WHAT IS ASKED: Repeat, line for line, the entries printed below.

RECORDED INFORMATION:
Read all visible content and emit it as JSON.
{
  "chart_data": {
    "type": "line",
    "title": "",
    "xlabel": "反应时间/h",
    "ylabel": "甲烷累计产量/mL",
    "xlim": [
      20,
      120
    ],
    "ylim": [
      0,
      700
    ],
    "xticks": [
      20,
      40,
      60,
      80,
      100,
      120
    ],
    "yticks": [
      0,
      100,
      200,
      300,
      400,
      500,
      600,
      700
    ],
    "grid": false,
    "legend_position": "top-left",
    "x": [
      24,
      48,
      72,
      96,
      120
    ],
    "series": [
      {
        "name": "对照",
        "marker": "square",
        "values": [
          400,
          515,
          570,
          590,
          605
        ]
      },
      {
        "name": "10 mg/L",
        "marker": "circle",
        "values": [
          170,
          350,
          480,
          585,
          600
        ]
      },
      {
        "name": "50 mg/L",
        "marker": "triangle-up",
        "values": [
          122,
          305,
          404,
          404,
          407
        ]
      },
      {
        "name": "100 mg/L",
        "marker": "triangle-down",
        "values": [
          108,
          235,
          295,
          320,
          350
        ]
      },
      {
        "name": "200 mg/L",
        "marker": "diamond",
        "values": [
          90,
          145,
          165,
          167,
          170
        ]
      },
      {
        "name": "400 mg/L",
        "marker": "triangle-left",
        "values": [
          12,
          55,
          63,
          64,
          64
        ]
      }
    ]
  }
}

TASK RESULT:
Read all visible content and emit it as JSON.
{
  "chart_data": {
    "type": "line",
    "title": "",
    "xlabel": "反应时间/h",
    "ylabel": "甲烷累计产量/mL",
    "xlim": [
      20,
      120
    ],
    "ylim": [
      0,
      700
    ],
    "xticks": [
      20,
      40,
      60,
      80,
      100,
      120
    ],
    "yticks": [
      0,
      100,
      200,
      300,
      400,
      500,
      600,
      700
    ],
    "grid": false,
    "legend_position": "top-left",
    "x": [
      24,
      48,
      72,
      96,
      120
    ],
    "series": [
      {
        "name": "对照",
        "marker": "square",
        "values": [
          400,
          515,
          570,
          590,
          605
        ]
      },
      {
        "name": "10 mg/L",
        "marker": "circle",
        "values": [
          170,
          350,
          480,
          585,
          600
        ]
      },
      {
        "name": "50 mg/L",
        "marker": "triangle-up",
        "values": [
          122,
          305,
          404,
          404,
          407
        ]
      },
      {
        "name": "100 mg/L",
        "marker": "triangle-down",
        "values": [
          108,
          235,
          295,
          320,
          350
        ]
      },
      {
        "name": "200 mg/L",
        "marker": "diamond",
        "values": [
          90,
          145,
          165,
          167,
          170
        ]
      },
      {
        "name": "400 mg/L",
        "marker": "triangle-left",
        "values": [
          12,
          55,
          63,
          64,
          64
        ]
      }
    ]
  }
}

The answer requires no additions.